** begin Extracted data **
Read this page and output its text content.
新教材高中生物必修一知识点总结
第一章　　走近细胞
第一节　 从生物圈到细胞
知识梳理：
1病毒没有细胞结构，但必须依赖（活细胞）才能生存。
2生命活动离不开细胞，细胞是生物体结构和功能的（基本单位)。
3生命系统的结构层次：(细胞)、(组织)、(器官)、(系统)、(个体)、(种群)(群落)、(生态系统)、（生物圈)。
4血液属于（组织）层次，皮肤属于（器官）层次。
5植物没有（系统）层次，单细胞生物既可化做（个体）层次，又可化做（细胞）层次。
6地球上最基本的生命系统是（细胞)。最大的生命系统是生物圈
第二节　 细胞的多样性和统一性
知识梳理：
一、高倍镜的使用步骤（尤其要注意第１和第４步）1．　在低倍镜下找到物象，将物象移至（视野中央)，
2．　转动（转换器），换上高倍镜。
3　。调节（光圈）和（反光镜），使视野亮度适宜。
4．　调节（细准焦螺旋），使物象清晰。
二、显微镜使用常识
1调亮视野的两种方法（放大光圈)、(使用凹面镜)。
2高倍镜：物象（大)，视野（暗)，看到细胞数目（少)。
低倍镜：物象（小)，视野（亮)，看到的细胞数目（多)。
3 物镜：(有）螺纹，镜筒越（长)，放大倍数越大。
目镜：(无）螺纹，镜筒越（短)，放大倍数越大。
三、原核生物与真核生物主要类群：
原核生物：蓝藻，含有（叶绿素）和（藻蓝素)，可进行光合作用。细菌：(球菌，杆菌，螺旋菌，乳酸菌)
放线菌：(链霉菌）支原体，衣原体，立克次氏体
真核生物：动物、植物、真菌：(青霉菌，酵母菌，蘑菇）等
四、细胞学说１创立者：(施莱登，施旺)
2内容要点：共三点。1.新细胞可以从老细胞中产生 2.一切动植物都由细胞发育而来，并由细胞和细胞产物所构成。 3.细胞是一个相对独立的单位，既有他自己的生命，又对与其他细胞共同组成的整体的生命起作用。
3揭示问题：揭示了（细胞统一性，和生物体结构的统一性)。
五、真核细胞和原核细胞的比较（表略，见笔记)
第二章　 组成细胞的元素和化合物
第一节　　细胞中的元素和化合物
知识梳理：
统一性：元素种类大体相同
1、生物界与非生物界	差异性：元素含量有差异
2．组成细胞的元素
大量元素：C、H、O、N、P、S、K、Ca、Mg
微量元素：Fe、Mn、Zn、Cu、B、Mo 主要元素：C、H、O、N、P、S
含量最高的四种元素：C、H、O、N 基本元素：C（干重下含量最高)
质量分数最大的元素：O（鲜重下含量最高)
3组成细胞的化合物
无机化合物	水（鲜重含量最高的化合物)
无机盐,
** end Extracted data **
Repeat the records above exactly, from the first line to the last.

Read this page and output its text content.
新教材高中生物必修一知识点总结
第一章　　走近细胞
第一节　 从生物圈到细胞
知识梳理：
1病毒没有细胞结构，但必须依赖（活细胞）才能生存。
2生命活动离不开细胞，细胞是生物体结构和功能的（基本单位)。
3生命系统的结构层次：(细胞)、(组织)、(器官)、(系统)、(个体)、(种群)(群落)、(生态系统)、（生物圈)。
4血液属于（组织）层次，皮肤属于（器官）层次。
5植物没有（系统）层次，单细胞生物既可化做（个体）层次，又可化做（细胞）层次。
6地球上最基本的生命系统是（细胞)。最大的生命系统是生物圈
第二节　 细胞的多样性和统一性
知识梳理：
一、高倍镜的使用步骤（尤其要注意第１和第４步）1．　在低倍镜下找到物象，将物象移至（视野中央)，
2．　转动（转换器），换上高倍镜。
3　。调节（光圈）和（反光镜），使视野亮度适宜。
4．　调节（细准焦螺旋），使物象清晰。
二、显微镜使用常识
1调亮视野的两种方法（放大光圈)、(使用凹面镜)。
2高倍镜：物象（大)，视野（暗)，看到细胞数目（少)。
低倍镜：物象（小)，视野（亮)，看到的细胞数目（多)。
3 物镜：(有）螺纹，镜筒越（长)，放大倍数越大。
目镜：(无）螺纹，镜筒越（短)，放大倍数越大。
三、原核生物与真核生物主要类群：
原核生物：蓝藻，含有（叶绿素）和（藻蓝素)，可进行光合作用。细菌：(球菌，杆菌，螺旋菌，乳酸菌)
放线菌：(链霉菌）支原体，衣原体，立克次氏体
真核生物：动物、植物、真菌：(青霉菌，酵母菌，蘑菇）等
四、细胞学说１创立者：(施莱登，施旺)
2内容要点：共三点。1.新细胞可以从老细胞中产生 2.一切动植物都由细胞发育而来，并由细胞和细胞产物所构成。 3.细胞是一个相对独立的单位，既有他自己的生命，又对与其他细胞共同组成的整体的生命起作用。
3揭示问题：揭示了（细胞统一性，和生物体结构的统一性)。
五、真核细胞和原核细胞的比较（表略，见笔记)
第二章　 组成细胞的元素和化合物
第一节　　细胞中的元素和化合物
知识梳理：
统一性：元素种类大体相同
1、生物界与非生物界	差异性：元素含量有差异
2．组成细胞的元素
大量元素：C、H、O、N、P、S、K、Ca、Mg
微量元素：Fe、Mn、Zn、Cu、B、Mo 主要元素：C、H、O、N、P、S
含量最高的四种元素：C、H、O、N 基本元素：C（干重下含量最高)
质量分数最大的元素：O（鲜重下含量最高)
3组成细胞的化合物
无机化合物	水（鲜重含量最高的化合物)
无机盐,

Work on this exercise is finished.